--- Begin Records to process ---
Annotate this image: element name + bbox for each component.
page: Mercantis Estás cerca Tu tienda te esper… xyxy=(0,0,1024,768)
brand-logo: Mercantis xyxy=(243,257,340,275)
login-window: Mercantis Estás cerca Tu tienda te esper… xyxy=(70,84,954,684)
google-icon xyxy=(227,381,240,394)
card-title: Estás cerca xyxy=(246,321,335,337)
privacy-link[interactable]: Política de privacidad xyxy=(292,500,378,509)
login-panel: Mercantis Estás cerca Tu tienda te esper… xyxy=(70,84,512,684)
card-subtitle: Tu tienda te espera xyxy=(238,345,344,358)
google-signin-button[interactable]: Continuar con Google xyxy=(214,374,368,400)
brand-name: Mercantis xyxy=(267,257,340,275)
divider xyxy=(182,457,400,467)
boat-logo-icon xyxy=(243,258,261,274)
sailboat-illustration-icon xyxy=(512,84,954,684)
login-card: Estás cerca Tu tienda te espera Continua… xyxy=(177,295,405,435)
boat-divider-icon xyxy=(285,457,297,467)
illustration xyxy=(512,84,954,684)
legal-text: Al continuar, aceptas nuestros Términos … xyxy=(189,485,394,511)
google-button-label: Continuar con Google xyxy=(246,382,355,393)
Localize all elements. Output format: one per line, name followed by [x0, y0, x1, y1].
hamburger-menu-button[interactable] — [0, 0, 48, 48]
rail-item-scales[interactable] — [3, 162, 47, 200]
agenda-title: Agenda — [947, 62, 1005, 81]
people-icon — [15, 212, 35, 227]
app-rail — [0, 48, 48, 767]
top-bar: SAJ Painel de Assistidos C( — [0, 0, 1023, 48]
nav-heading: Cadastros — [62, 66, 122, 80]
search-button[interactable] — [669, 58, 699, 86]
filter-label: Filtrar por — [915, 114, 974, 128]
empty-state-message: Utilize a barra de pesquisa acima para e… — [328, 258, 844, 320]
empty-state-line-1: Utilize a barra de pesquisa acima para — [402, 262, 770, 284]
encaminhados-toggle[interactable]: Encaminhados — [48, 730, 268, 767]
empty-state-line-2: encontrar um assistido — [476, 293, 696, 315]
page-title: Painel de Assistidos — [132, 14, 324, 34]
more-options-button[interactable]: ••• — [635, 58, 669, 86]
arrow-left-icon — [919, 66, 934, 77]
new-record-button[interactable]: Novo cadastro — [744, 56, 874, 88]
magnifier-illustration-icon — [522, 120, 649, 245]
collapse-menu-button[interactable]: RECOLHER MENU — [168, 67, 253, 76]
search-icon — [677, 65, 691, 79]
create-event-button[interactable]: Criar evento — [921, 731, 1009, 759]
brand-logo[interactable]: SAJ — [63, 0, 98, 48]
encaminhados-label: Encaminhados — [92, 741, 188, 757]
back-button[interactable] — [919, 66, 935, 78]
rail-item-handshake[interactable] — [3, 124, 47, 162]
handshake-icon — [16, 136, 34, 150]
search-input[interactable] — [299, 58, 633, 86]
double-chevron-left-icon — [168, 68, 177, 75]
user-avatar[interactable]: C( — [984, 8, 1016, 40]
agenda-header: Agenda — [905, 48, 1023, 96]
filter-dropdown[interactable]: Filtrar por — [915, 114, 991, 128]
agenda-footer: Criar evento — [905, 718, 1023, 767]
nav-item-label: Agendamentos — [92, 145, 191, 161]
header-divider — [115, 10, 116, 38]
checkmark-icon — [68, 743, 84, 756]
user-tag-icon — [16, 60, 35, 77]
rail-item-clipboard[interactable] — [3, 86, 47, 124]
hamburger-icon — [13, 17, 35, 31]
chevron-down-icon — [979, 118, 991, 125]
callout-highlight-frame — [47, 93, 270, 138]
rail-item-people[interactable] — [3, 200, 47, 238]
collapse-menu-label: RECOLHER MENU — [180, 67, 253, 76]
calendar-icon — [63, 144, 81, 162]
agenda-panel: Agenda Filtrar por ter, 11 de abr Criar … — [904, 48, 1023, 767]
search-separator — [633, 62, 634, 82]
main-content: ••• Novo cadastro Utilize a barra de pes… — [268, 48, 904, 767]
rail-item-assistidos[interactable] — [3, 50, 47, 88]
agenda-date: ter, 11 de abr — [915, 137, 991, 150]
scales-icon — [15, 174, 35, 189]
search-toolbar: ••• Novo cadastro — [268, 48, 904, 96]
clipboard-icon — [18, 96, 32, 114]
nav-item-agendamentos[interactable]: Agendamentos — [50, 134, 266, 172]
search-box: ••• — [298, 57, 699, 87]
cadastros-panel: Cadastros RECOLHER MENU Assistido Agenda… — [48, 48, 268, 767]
--- End Records to process ---
— Instructions for the task —
Rewrite every line of the entries above as one numbered list, omitting any blank lines.

— Response to the task —
1. Annotate this image: element name + bbox for each component.
2. page: Mercantis Estás cerca Tu tienda te esper… xyxy=(0,0,1024,768)
3. brand-logo: Mercantis xyxy=(243,257,340,275)
4. login-window: Mercantis Estás cerca Tu tienda te esper… xyxy=(70,84,954,684)
5. google-icon xyxy=(227,381,240,394)
6. card-title: Estás cerca xyxy=(246,321,335,337)
7. privacy-link[interactable]: Política de privacidad xyxy=(292,500,378,509)
8. login-panel: Mercantis Estás cerca Tu tienda te esper… xyxy=(70,84,512,684)
9. card-subtitle: Tu tienda te espera xyxy=(238,345,344,358)
10. google-signin-button[interactable]: Continuar con Google xyxy=(214,374,368,400)
11. brand-name: Mercantis xyxy=(267,257,340,275)
12. divider xyxy=(182,457,400,467)
13. boat-logo-icon xyxy=(243,258,261,274)
14. sailboat-illustration-icon xyxy=(512,84,954,684)
15. login-card: Estás cerca Tu tienda te espera Continua… xyxy=(177,295,405,435)
16. boat-divider-icon xyxy=(285,457,297,467)
17. illustration xyxy=(512,84,954,684)
18. legal-text: Al continuar, aceptas nuestros Términos … xyxy=(189,485,394,511)
19. google-button-label: Continuar con Google xyxy=(246,382,355,393)
20. Localize all elements. Output format: one per line, name followed by [x0, y0, x1, y1].
21. hamburger-menu-button[interactable] — [0, 0, 48, 48]
22. rail-item-scales[interactable] — [3, 162, 47, 200]
23. agenda-title: Agenda — [947, 62, 1005, 81]
24. people-icon — [15, 212, 35, 227]
25. app-rail — [0, 48, 48, 767]
26. top-bar: SAJ Painel de Assistidos C( — [0, 0, 1023, 48]
27. nav-heading: Cadastros — [62, 66, 122, 80]
28. search-button[interactable] — [669, 58, 699, 86]
29. filter-label: Filtrar por — [915, 114, 974, 128]
30. empty-state-message: Utilize a barra de pesquisa acima para e… — [328, 258, 844, 320]
31. empty-state-line-1: Utilize a barra de pesquisa acima para — [402, 262, 770, 284]
32. encaminhados-toggle[interactable]: Encaminhados — [48, 730, 268, 767]
33. empty-state-line-2: encontrar um assistido — [476, 293, 696, 315]
34. page-title: Painel de Assistidos — [132, 14, 324, 34]
35. more-options-button[interactable]: ••• — [635, 58, 669, 86]
36. arrow-left-icon — [919, 66, 934, 77]
37. new-record-button[interactable]: Novo cadastro — [744, 56, 874, 88]
38. magnifier-illustration-icon — [522, 120, 649, 245]
39. collapse-menu-button[interactable]: RECOLHER MENU — [168, 67, 253, 76]
40. search-icon — [677, 65, 691, 79]
41. create-event-button[interactable]: Criar evento — [921, 731, 1009, 759]
42. brand-logo[interactable]: SAJ — [63, 0, 98, 48]
43. encaminhados-label: Encaminhados — [92, 741, 188, 757]
44. back-button[interactable] — [919, 66, 935, 78]
45. rail-item-handshake[interactable] — [3, 124, 47, 162]
46. handshake-icon — [16, 136, 34, 150]
47. search-input[interactable] — [299, 58, 633, 86]
48. double-chevron-left-icon — [168, 68, 177, 75]
49. user-avatar[interactable]: C( — [984, 8, 1016, 40]
50. agenda-header: Agenda — [905, 48, 1023, 96]
51. filter-dropdown[interactable]: Filtrar por — [915, 114, 991, 128]
52. agenda-footer: Criar evento — [905, 718, 1023, 767]
53. nav-item-label: Agendamentos — [92, 145, 191, 161]
54. header-divider — [115, 10, 116, 38]
55. checkmark-icon — [68, 743, 84, 756]
56. user-tag-icon — [16, 60, 35, 77]
57. rail-item-clipboard[interactable] — [3, 86, 47, 124]
58. hamburger-icon — [13, 17, 35, 31]
59. chevron-down-icon — [979, 118, 991, 125]
60. callout-highlight-frame — [47, 93, 270, 138]
61. rail-item-people[interactable] — [3, 200, 47, 238]
62. collapse-menu-label: RECOLHER MENU — [180, 67, 253, 76]
63. calendar-icon — [63, 144, 81, 162]
64. agenda-panel: Agenda Filtrar por ter, 11 de abr Criar … — [904, 48, 1023, 767]
65. search-separator — [633, 62, 634, 82]
66. main-content: ••• Novo cadastro Utilize a barra de pes… — [268, 48, 904, 767]
67. rail-item-assistidos[interactable] — [3, 50, 47, 88]
68. agenda-date: ter, 11 de abr — [915, 137, 991, 150]
69. scales-icon — [15, 174, 35, 189]
70. search-toolbar: ••• Novo cadastro — [268, 48, 904, 96]
71. clipboard-icon — [18, 96, 32, 114]
72. nav-item-agendamentos[interactable]: Agendamentos — [50, 134, 266, 172]
73. search-box: ••• — [298, 57, 699, 87]
74. cadastros-panel: Cadastros RECOLHER MENU Assistido Agenda… — [48, 48, 268, 767]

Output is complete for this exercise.